**OBJECTIVE**: Gather from the listing below each line that includes the word "услуги", and copy it.
>>>>>
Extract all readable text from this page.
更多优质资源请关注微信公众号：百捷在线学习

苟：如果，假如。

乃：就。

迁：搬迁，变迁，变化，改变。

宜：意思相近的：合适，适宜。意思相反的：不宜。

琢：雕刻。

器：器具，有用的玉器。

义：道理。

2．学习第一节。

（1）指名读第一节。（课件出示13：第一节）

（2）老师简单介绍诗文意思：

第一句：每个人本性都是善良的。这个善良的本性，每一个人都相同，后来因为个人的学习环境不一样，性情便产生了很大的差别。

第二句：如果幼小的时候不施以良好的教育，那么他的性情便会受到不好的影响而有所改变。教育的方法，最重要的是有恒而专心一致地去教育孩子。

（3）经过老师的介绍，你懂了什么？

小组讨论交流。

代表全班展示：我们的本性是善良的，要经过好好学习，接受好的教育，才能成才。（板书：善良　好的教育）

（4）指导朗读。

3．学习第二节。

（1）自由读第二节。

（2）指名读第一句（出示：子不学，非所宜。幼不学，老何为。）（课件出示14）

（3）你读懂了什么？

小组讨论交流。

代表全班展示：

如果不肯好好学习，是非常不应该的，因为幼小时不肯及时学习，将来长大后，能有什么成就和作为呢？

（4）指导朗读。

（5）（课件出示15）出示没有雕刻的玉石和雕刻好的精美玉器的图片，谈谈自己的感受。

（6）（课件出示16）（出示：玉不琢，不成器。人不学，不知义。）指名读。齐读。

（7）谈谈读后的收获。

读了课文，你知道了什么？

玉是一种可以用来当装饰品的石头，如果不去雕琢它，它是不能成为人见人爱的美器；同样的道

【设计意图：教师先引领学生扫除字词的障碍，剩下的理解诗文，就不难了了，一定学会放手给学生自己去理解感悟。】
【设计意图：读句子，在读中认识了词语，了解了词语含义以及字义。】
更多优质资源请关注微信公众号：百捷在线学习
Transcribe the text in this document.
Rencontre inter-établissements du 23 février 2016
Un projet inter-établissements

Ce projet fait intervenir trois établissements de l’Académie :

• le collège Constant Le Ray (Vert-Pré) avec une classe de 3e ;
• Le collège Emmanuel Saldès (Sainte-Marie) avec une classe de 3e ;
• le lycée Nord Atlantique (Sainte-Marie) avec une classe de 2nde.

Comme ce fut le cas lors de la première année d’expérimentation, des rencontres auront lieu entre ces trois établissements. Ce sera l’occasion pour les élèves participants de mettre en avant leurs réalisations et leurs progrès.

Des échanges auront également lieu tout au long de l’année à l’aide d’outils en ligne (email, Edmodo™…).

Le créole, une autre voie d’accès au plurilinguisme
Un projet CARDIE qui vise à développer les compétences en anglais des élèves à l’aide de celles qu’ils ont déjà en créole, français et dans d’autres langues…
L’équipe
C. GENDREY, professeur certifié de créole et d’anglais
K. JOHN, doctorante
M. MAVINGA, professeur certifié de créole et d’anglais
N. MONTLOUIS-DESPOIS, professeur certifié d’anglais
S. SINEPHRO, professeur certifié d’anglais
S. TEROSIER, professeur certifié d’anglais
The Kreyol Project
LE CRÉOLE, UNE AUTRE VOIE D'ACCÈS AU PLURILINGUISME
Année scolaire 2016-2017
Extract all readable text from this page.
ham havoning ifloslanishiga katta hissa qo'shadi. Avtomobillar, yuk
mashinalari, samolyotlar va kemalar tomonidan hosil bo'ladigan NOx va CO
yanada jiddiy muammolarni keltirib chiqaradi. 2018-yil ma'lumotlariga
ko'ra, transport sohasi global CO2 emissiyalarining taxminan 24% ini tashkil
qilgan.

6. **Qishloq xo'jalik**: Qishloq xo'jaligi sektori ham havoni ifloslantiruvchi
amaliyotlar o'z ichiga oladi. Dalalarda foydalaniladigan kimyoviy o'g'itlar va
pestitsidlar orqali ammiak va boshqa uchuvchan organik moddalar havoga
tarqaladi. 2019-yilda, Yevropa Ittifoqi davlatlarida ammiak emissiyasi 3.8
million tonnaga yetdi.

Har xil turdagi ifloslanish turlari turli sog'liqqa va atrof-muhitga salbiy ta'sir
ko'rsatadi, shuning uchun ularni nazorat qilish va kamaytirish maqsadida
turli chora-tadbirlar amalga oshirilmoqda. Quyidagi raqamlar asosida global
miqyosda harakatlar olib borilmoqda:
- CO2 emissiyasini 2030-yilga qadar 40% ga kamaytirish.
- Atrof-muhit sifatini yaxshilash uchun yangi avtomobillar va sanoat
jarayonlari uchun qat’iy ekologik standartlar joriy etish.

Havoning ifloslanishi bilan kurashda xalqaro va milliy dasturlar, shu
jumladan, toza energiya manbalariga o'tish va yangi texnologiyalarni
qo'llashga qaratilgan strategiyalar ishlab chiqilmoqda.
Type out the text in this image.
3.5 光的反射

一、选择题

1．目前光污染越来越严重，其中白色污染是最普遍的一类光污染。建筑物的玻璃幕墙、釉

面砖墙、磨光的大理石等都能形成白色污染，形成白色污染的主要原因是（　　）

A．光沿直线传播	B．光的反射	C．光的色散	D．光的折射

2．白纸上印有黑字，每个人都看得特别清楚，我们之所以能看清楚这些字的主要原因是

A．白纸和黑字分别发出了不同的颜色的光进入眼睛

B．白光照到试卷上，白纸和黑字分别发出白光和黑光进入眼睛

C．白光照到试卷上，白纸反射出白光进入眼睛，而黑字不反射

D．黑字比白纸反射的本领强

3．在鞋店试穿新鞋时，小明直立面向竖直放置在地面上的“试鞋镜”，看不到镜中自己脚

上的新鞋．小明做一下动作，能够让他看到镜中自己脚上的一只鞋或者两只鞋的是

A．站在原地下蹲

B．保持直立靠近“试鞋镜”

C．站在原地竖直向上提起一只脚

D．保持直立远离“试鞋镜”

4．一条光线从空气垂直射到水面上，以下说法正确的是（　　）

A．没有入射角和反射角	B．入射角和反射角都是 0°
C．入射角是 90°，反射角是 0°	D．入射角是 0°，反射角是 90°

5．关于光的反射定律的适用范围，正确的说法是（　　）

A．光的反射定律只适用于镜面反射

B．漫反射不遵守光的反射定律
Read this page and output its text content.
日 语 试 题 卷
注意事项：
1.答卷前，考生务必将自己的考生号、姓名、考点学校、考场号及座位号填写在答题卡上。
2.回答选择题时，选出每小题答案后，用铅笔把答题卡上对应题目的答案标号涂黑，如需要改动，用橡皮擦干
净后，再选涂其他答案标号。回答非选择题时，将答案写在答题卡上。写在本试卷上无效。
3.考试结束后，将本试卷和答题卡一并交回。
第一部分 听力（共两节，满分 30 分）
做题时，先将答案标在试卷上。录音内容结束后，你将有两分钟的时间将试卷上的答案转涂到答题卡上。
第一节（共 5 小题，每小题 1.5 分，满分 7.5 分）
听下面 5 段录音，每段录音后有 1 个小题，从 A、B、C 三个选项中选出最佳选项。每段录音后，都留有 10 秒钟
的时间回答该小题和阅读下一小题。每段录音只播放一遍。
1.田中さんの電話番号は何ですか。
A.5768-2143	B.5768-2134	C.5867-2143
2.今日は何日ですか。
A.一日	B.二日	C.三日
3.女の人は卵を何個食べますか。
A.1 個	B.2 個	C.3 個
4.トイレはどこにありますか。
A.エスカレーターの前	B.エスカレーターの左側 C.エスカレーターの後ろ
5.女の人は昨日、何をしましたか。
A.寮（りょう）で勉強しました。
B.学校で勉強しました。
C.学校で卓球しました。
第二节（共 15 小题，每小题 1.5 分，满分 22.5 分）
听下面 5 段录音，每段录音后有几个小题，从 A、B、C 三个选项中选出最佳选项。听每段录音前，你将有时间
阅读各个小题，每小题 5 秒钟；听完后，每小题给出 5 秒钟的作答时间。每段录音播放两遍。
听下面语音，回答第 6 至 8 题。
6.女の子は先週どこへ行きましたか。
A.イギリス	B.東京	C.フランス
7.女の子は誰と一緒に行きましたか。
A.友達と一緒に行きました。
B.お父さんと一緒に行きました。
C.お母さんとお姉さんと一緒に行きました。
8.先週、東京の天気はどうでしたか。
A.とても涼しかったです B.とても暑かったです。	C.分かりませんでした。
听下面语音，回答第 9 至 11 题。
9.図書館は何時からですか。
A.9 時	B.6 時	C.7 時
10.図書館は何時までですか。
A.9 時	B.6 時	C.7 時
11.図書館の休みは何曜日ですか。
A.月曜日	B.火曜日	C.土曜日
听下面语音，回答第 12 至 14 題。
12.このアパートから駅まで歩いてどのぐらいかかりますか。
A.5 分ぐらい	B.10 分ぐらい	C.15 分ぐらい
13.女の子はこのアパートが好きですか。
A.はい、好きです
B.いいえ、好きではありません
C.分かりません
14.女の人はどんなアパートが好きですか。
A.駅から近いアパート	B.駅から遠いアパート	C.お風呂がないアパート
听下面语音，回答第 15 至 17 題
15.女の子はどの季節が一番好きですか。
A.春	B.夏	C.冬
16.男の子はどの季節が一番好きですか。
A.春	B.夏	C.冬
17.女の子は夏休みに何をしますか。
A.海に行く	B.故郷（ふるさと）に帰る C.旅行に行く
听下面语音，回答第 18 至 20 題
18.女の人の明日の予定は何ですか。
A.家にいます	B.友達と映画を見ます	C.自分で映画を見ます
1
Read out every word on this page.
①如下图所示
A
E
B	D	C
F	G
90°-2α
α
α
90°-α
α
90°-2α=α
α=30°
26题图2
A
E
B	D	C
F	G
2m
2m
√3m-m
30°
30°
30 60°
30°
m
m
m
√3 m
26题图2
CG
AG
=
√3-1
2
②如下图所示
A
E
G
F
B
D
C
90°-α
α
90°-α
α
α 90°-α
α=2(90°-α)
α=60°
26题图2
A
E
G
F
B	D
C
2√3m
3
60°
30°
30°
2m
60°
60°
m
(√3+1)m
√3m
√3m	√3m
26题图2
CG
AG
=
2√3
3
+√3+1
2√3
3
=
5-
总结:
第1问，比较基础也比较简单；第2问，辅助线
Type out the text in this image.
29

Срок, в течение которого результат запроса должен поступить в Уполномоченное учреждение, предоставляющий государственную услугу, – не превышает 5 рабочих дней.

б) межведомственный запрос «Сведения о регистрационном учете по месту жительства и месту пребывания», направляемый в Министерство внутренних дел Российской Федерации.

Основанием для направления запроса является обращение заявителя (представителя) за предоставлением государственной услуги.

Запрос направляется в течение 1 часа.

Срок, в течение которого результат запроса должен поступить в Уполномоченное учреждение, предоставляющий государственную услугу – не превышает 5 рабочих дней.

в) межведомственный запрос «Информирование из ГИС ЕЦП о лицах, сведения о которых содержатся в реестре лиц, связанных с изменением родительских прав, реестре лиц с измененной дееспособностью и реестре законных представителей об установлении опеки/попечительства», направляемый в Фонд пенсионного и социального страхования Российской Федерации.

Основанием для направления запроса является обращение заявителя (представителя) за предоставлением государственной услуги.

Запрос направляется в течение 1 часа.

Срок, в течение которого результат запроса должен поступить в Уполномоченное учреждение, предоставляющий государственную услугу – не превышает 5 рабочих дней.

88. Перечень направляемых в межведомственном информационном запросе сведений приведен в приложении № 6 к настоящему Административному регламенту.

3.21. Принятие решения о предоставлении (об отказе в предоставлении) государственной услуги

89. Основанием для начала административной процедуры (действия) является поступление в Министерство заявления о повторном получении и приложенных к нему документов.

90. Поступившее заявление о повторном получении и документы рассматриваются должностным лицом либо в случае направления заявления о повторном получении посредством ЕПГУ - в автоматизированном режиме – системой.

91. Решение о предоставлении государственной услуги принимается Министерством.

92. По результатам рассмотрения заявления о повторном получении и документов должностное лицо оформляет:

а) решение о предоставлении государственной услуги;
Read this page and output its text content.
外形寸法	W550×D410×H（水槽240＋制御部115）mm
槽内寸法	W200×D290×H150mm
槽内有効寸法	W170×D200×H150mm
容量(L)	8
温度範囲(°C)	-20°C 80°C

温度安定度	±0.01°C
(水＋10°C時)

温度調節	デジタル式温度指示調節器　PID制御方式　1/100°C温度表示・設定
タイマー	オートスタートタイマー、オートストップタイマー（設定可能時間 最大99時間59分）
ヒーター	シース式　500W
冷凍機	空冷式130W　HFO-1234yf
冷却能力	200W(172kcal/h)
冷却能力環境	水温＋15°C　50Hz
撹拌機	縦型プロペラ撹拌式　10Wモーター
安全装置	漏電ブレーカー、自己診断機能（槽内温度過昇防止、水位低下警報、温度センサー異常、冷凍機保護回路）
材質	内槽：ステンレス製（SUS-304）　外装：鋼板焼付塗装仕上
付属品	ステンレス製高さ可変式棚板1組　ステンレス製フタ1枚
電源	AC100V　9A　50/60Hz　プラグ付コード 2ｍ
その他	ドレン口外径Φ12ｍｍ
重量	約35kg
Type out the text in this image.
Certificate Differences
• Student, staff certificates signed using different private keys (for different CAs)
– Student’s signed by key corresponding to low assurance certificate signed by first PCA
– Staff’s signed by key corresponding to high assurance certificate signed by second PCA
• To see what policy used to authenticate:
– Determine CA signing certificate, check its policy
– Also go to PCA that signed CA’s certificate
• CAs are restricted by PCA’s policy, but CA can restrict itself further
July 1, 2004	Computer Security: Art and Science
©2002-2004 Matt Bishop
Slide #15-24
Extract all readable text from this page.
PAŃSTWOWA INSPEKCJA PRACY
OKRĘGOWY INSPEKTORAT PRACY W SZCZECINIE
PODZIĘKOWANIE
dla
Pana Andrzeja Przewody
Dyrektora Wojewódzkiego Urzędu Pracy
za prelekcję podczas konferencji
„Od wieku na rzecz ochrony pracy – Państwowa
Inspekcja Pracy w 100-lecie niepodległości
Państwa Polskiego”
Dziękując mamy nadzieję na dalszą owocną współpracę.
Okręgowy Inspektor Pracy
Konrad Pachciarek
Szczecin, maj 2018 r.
<<<<<
**RESPONSE TO THE EXERCISE**:
Основанием для направления запроса является обращение заявителя (представителя) за предоставлением государственной услуги.
Основанием для направления запроса является обращение заявителя (представителя) за предоставлением государственной услуги.
3.21. Принятие решения о предоставлении (об отказе в предоставлении) государственной услуги
91. Решение о предоставлении государственной услуги принимается Министерством.
а) решение о предоставлении государственной услуги;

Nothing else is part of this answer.